>> START DATA SHOWN

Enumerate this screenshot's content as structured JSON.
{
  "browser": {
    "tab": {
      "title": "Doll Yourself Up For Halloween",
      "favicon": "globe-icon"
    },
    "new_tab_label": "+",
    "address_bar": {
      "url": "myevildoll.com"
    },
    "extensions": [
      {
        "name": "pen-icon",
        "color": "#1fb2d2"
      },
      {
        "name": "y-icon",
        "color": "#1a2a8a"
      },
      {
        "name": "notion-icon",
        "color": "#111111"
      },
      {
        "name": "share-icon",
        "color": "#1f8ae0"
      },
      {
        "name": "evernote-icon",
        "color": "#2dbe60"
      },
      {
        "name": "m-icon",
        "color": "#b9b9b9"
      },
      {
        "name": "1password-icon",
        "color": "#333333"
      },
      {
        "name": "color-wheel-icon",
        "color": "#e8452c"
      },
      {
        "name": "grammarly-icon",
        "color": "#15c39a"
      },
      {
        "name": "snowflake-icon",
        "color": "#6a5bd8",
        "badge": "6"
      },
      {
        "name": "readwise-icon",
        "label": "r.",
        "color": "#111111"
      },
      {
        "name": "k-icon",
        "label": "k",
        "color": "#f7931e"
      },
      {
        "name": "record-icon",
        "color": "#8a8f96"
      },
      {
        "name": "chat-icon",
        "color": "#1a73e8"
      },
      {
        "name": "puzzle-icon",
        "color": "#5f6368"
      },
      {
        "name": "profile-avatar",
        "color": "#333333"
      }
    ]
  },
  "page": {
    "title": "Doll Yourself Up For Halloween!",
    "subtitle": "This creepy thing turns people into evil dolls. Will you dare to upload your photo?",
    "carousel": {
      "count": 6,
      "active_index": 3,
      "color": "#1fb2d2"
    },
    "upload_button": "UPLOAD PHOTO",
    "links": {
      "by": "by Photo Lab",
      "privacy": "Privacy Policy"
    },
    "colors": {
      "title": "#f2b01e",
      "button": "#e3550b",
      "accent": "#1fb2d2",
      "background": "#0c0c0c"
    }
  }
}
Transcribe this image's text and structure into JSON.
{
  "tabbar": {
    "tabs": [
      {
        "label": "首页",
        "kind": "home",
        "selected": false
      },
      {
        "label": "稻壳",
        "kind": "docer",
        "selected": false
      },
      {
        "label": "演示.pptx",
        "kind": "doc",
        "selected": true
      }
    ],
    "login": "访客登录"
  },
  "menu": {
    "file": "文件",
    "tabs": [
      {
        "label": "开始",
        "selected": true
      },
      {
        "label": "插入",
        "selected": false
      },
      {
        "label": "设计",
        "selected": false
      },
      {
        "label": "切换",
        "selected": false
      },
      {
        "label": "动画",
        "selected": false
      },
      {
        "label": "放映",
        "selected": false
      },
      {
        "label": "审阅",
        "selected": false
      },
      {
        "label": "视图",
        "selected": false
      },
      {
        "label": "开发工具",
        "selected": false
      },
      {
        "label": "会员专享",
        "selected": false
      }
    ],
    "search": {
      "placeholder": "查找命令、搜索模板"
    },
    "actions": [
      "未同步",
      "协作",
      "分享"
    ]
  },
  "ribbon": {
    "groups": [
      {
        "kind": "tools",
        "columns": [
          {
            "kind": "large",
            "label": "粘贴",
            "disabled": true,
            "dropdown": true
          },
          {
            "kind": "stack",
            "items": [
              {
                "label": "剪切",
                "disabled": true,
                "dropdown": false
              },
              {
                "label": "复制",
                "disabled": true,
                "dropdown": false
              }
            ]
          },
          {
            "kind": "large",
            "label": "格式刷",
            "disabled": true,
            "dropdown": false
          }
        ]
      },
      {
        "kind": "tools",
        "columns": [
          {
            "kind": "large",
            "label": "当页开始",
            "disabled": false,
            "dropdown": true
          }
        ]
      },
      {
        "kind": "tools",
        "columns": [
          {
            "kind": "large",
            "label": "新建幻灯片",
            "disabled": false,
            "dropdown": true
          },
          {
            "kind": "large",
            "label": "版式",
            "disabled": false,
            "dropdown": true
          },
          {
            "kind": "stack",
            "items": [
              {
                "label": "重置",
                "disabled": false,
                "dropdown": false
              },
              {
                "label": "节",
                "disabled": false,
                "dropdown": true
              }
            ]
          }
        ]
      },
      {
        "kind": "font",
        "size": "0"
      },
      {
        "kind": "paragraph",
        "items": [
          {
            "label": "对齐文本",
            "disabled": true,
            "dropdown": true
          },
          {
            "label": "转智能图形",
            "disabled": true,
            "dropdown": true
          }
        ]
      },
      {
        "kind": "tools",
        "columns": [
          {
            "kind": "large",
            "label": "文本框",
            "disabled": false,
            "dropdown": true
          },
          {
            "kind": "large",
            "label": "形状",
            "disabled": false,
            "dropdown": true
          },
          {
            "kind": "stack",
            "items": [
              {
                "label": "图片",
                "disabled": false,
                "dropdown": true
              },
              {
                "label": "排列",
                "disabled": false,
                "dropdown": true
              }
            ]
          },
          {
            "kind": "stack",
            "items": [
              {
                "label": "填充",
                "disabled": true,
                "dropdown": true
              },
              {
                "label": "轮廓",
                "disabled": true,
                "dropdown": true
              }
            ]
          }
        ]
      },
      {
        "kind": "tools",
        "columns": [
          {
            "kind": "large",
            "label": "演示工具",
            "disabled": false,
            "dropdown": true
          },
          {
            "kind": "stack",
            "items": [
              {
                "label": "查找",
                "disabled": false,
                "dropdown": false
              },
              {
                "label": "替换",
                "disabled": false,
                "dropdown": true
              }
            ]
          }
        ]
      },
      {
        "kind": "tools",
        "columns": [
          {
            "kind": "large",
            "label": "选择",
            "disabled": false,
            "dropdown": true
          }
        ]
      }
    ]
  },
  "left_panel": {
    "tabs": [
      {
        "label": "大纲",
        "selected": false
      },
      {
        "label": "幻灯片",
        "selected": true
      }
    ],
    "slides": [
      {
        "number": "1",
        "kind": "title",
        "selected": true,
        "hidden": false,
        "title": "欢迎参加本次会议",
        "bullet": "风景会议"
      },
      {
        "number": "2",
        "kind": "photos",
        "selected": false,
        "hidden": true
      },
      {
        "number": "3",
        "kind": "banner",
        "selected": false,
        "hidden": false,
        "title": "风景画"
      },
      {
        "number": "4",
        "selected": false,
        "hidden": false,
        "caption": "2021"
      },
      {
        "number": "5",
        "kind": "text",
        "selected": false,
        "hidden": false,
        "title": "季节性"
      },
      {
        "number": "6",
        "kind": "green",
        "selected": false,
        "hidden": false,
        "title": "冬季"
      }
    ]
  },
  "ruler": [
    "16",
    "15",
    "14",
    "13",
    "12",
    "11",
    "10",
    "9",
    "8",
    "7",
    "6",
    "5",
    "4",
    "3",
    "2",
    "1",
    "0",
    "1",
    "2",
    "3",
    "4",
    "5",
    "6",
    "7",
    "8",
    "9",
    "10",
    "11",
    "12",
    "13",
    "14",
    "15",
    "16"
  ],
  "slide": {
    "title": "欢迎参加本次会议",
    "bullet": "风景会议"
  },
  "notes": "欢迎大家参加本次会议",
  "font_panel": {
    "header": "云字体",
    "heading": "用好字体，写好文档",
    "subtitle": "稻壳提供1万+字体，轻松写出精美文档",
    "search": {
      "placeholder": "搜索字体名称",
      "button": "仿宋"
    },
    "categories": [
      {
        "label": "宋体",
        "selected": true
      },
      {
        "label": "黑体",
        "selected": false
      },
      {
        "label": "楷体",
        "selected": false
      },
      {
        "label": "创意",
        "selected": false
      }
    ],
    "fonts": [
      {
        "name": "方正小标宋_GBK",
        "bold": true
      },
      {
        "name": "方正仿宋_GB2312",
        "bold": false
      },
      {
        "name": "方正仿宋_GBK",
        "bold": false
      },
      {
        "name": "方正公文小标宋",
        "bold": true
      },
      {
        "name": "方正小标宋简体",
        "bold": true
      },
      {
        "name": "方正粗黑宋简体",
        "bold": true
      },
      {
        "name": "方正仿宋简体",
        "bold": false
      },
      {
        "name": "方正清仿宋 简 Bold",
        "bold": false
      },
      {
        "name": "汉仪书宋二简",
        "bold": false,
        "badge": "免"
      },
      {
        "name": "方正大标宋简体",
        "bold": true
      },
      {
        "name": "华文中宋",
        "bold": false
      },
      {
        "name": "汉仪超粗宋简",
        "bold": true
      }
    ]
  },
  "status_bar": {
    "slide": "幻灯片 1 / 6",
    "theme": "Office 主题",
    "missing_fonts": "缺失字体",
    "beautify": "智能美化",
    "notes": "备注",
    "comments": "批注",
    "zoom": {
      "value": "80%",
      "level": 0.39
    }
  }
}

>> END DATA SHOWN

### REQUIREMENT
Copy each line above that contains the word "JSON".

### ANSWER FOR THE TASK
Enumerate this screenshot's content as structured JSON.
Transcribe this image's text and structure into JSON.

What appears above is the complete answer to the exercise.